— Start THE RECORDS —

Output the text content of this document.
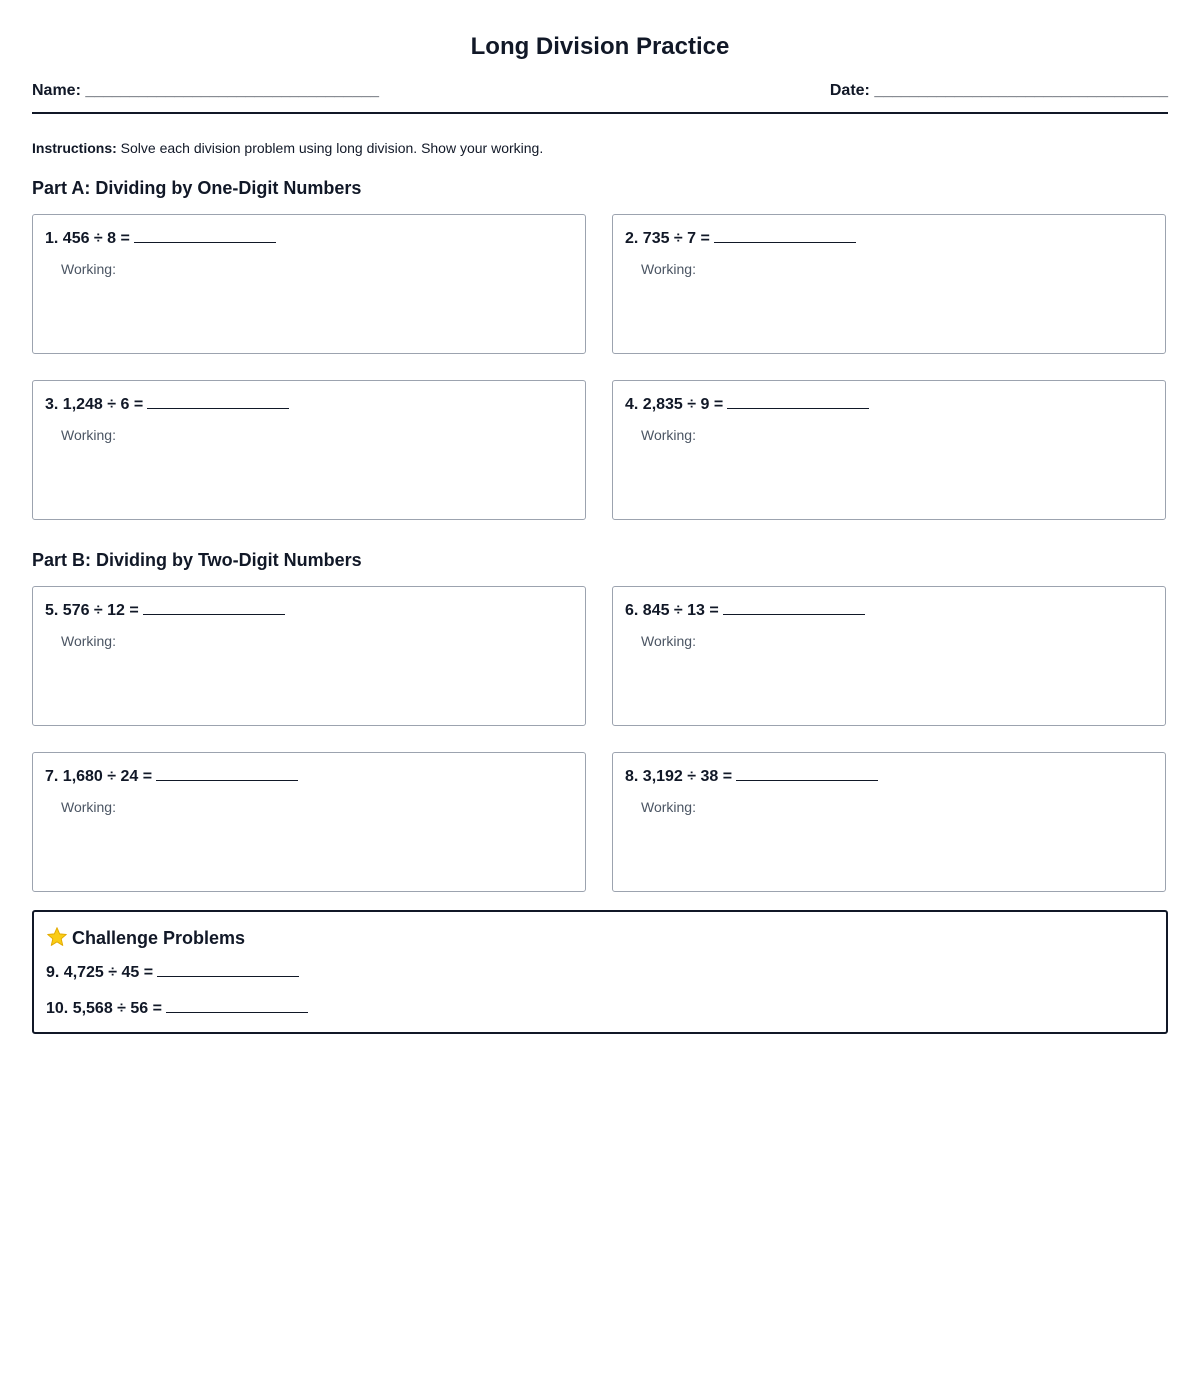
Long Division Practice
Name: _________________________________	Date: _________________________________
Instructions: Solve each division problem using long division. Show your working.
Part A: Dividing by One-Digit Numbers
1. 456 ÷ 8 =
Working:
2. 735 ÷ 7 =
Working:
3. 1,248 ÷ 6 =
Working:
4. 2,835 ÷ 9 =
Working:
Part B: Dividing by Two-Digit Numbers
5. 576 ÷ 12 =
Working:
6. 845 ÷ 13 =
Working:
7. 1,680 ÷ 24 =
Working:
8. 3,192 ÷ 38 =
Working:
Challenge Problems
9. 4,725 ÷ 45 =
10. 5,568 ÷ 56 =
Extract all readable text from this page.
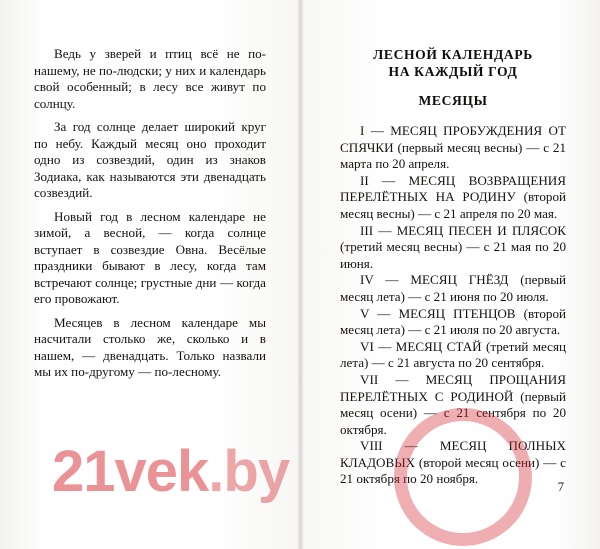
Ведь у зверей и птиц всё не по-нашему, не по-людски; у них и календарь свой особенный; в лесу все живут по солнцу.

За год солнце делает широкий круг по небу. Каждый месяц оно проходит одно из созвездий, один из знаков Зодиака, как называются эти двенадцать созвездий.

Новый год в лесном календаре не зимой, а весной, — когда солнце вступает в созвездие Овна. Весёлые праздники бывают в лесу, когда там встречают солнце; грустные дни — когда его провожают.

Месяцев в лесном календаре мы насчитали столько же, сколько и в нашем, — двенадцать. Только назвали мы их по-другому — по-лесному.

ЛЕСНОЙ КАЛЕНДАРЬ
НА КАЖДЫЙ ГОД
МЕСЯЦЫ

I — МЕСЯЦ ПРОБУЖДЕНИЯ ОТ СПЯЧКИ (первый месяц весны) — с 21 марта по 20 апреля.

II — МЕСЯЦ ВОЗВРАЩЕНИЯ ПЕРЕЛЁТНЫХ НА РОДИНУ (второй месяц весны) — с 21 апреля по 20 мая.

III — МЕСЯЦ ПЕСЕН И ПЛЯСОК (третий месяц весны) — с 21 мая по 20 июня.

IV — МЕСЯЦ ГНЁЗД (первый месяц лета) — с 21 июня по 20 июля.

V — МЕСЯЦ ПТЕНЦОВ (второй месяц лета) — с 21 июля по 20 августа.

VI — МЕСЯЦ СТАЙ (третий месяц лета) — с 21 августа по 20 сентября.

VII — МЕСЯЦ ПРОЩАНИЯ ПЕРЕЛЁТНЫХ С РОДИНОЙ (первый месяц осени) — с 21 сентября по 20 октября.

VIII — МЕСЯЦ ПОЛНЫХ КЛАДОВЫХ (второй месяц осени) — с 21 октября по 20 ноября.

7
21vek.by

— End THE RECORDS —

__WRITTEN REQUEST__: Do not include images; quote all of the entries above exactly.

__RESULT__:
Output the text content of this document.
Long Division Practice
Name: _________________________________	Date: _________________________________
Instructions: Solve each division problem using long division. Show your working.
Part A: Dividing by One-Digit Numbers
1. 456 ÷ 8 =
Working:
2. 735 ÷ 7 =
Working:
3. 1,248 ÷ 6 =
Working:
4. 2,835 ÷ 9 =
Working:
Part B: Dividing by Two-Digit Numbers
5. 576 ÷ 12 =
Working:
6. 845 ÷ 13 =
Working:
7. 1,680 ÷ 24 =
Working:
8. 3,192 ÷ 38 =
Working:
Challenge Problems
9. 4,725 ÷ 45 =
10. 5,568 ÷ 56 =
Extract all readable text from this page.
Ведь у зверей и птиц всё не по-нашему, не по-людски; у них и календарь свой особенный; в лесу все живут по солнцу.

За год солнце делает широкий круг по небу. Каждый месяц оно проходит одно из созвездий, один из знаков Зодиака, как называются эти двенадцать созвездий.

Новый год в лесном календаре не зимой, а весной, — когда солнце вступает в созвездие Овна. Весёлые праздники бывают в лесу, когда там встречают солнце; грустные дни — когда его провожают.

Месяцев в лесном календаре мы насчитали столько же, сколько и в нашем, — двенадцать. Только назвали мы их по-другому — по-лесному.

ЛЕСНОЙ КАЛЕНДАРЬ
НА КАЖДЫЙ ГОД
МЕСЯЦЫ

I — МЕСЯЦ ПРОБУЖДЕНИЯ ОТ СПЯЧКИ (первый месяц весны) — с 21 марта по 20 апреля.

II — МЕСЯЦ ВОЗВРАЩЕНИЯ ПЕРЕЛЁТНЫХ НА РОДИНУ (второй месяц весны) — с 21 апреля по 20 мая.

III — МЕСЯЦ ПЕСЕН И ПЛЯСОК (третий месяц весны) — с 21 мая по 20 июня.

IV — МЕСЯЦ ГНЁЗД (первый месяц лета) — с 21 июня по 20 июля.

V — МЕСЯЦ ПТЕНЦОВ (второй месяц лета) — с 21 июля по 20 августа.

VI — МЕСЯЦ СТАЙ (третий месяц лета) — с 21 августа по 20 сентября.

VII — МЕСЯЦ ПРОЩАНИЯ ПЕРЕЛЁТНЫХ С РОДИНОЙ (первый месяц осени) — с 21 сентября по 20 октября.

VIII — МЕСЯЦ ПОЛНЫХ КЛАДОВЫХ (второй месяц осени) — с 21 октября по 20 ноября.

7
21vek.by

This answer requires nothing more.